### EXERCISE DESCRIPTION
Take every line that has the string "导线若干" and copy it out.

--- begin ---

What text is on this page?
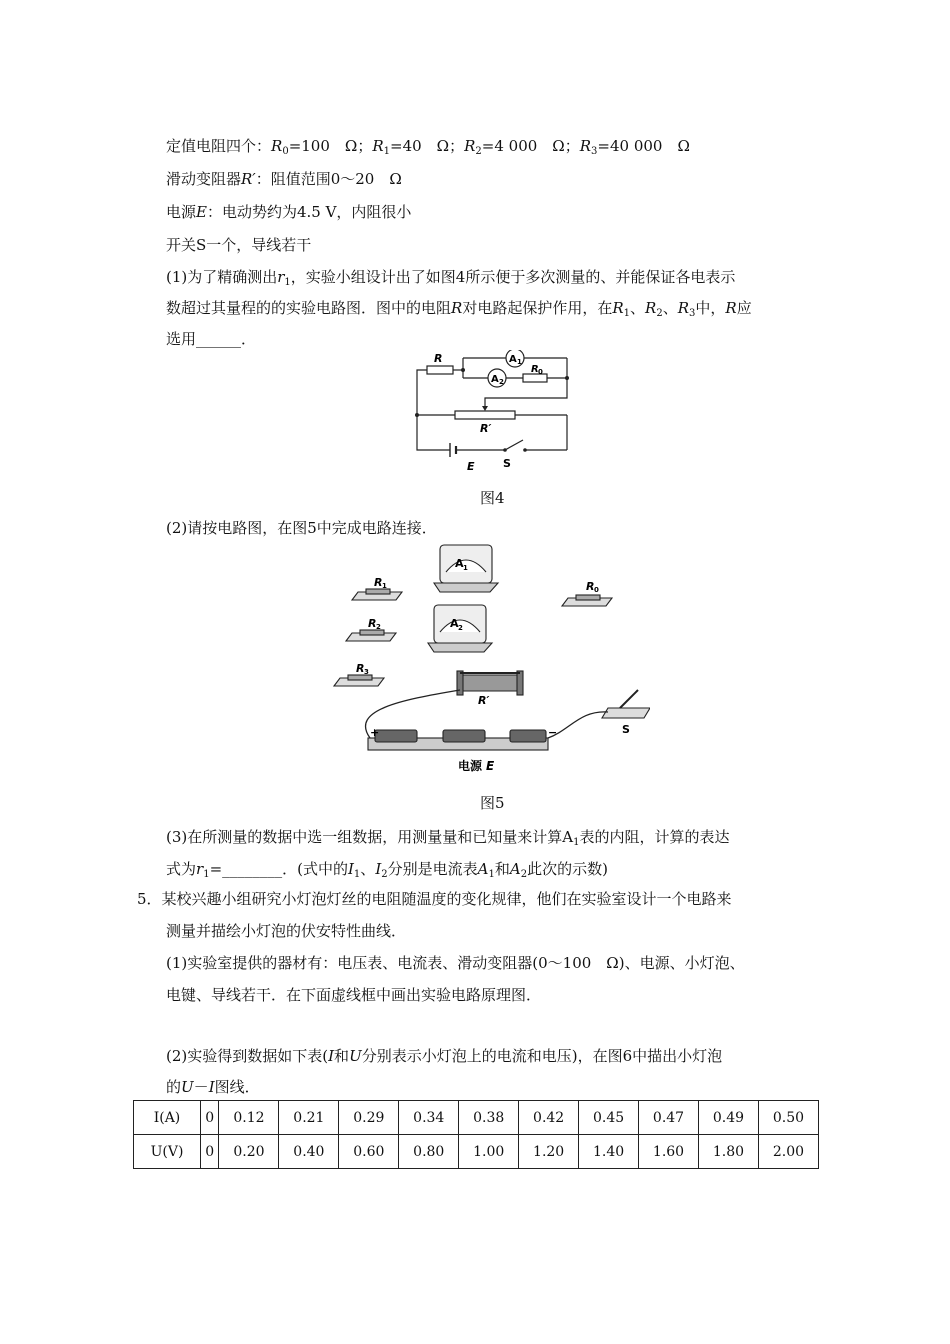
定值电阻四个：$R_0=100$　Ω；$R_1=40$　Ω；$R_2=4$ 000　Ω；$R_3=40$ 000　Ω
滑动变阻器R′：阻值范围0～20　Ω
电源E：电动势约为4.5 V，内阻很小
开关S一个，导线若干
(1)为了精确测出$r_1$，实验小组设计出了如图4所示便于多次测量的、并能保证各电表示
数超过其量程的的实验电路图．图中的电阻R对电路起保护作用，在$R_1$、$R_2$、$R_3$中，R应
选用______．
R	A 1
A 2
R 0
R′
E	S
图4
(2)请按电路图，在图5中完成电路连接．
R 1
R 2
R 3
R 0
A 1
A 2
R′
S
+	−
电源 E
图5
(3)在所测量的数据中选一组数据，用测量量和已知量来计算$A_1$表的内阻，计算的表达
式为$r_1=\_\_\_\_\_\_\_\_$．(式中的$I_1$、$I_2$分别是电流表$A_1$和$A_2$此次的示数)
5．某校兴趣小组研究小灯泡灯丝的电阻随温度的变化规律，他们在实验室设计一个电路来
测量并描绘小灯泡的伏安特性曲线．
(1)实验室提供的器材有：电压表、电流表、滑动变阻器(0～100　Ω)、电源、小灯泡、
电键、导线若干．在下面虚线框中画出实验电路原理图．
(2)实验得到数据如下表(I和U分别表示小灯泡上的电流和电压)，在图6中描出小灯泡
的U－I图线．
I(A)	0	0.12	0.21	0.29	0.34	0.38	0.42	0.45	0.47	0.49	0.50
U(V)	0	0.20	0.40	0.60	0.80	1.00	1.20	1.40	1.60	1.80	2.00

--- end ---

### RESULT OF THE EXERCISE
开关S一个，导线若干
电键、导线若干．在下面虚线框中画出实验电路原理图．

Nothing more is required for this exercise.